TASK REQUIREMENTS: Within the listing below, locate all lines containing the word "their". Copy each one.

(Stored items)
------------------------------

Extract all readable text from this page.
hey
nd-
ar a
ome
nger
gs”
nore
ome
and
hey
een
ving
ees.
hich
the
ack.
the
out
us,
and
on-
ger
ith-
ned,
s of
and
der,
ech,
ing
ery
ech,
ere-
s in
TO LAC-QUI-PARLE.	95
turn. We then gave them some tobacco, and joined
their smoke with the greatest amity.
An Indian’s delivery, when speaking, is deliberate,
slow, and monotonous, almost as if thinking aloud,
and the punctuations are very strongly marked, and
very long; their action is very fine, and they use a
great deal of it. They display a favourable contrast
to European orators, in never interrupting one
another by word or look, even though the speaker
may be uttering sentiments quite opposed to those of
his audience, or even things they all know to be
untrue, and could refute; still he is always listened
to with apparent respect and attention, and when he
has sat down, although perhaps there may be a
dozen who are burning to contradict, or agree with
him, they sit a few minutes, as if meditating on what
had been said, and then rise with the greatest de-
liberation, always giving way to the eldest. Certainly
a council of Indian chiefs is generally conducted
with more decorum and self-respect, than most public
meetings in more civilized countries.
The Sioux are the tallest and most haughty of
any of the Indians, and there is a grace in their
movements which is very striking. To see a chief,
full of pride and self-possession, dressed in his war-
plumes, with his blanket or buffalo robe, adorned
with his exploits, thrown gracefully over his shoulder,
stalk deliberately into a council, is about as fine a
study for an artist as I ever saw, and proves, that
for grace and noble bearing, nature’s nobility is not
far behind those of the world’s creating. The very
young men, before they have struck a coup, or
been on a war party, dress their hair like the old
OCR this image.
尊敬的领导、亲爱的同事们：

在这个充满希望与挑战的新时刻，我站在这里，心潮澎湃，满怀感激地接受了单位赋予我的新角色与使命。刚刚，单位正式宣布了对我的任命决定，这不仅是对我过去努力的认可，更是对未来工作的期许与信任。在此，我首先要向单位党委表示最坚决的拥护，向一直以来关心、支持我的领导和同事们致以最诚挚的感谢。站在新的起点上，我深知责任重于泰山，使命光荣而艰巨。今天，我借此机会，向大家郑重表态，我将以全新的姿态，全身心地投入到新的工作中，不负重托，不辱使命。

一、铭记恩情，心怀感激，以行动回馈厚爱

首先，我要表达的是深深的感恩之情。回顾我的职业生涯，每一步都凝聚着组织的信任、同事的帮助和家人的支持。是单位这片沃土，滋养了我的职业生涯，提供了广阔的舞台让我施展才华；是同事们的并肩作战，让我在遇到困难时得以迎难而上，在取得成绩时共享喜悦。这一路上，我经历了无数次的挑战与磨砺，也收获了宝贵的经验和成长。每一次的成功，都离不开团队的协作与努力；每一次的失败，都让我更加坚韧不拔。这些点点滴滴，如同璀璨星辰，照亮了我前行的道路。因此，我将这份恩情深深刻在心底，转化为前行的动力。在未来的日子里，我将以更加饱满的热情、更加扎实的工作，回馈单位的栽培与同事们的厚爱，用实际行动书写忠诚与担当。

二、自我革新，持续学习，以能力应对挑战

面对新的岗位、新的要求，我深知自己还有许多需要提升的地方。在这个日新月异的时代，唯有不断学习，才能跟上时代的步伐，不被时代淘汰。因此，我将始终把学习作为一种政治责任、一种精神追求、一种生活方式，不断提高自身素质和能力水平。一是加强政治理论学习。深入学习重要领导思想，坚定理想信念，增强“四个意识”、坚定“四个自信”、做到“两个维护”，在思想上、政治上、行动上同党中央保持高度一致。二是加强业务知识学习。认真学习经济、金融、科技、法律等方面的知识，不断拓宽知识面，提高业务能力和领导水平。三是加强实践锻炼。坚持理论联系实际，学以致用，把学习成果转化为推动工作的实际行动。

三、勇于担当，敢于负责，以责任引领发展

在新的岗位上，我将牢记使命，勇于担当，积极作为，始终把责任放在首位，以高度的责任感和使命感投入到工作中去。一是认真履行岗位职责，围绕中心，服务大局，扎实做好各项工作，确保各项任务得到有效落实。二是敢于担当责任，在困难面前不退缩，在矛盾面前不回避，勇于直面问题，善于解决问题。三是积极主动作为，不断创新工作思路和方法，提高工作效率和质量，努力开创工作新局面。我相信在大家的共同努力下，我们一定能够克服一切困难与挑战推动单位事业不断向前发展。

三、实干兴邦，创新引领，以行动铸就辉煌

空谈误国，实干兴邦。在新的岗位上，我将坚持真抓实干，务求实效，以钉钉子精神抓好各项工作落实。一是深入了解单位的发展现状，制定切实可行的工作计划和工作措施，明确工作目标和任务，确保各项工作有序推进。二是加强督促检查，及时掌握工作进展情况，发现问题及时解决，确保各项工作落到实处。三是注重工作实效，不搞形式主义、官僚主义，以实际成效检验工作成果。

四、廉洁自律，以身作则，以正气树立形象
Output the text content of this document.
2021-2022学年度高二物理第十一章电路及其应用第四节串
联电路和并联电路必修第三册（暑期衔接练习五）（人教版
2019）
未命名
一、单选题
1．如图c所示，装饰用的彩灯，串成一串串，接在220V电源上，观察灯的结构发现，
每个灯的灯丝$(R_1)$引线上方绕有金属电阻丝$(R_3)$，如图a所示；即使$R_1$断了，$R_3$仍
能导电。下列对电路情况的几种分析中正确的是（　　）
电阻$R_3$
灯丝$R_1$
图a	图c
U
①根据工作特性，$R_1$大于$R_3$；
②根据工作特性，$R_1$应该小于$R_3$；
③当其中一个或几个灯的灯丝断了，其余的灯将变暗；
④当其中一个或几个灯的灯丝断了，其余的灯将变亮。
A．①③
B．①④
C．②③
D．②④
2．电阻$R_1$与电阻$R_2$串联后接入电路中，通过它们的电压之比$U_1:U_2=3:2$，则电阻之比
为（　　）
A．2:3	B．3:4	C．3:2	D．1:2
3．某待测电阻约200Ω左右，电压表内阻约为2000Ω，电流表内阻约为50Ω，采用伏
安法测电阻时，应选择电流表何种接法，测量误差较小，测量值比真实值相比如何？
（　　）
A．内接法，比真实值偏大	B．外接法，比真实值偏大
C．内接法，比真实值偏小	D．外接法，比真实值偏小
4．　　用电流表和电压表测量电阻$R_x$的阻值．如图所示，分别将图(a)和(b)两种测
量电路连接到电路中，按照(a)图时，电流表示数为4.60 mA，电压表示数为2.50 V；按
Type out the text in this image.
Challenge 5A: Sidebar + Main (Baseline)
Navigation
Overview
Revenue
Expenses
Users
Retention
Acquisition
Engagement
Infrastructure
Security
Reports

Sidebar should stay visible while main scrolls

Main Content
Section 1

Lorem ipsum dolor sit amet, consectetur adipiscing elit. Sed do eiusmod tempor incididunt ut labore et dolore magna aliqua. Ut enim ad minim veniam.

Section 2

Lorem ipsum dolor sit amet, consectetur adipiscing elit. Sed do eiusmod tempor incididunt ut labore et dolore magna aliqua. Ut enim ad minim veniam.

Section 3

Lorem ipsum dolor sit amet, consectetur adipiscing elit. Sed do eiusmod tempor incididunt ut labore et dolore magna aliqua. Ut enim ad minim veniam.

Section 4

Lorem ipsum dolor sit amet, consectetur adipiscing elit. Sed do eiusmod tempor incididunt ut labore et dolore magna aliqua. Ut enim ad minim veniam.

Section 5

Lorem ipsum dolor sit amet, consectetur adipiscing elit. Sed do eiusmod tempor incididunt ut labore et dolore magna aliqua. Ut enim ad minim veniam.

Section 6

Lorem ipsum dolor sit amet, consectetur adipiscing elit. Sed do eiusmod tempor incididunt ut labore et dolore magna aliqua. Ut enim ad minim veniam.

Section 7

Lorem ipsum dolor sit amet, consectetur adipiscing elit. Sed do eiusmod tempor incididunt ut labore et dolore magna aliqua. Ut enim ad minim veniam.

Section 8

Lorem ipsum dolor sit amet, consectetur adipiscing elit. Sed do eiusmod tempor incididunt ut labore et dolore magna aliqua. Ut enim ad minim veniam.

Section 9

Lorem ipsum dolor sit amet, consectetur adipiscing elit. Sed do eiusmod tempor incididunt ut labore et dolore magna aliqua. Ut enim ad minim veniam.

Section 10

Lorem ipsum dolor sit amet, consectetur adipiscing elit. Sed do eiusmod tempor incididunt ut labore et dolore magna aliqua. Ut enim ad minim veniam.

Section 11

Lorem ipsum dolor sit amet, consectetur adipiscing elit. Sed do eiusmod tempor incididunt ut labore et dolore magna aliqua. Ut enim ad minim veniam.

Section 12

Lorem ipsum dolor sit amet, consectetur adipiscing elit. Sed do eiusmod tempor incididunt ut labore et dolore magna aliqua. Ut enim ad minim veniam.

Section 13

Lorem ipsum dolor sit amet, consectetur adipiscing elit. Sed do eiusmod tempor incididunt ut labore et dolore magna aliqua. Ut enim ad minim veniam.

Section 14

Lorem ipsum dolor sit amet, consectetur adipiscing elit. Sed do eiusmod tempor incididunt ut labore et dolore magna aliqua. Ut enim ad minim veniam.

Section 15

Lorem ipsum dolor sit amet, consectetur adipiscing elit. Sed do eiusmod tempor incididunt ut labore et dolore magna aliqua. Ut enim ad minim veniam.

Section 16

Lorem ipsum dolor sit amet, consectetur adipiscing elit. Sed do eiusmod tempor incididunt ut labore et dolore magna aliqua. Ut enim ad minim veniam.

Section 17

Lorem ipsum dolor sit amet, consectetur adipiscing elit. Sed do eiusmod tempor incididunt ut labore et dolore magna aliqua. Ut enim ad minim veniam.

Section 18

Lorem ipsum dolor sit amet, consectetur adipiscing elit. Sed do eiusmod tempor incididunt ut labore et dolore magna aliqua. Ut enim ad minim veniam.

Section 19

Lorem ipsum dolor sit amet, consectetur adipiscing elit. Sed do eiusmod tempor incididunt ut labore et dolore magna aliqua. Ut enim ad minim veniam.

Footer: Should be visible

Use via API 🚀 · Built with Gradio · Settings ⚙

------------------------------

ANSWER TO THE PROBLEM:
their smoke with the greatest amity.
very long; their action is very fine, and they use a
any of the Indians, and there is a grace in their
been on a war party, dress their hair like the old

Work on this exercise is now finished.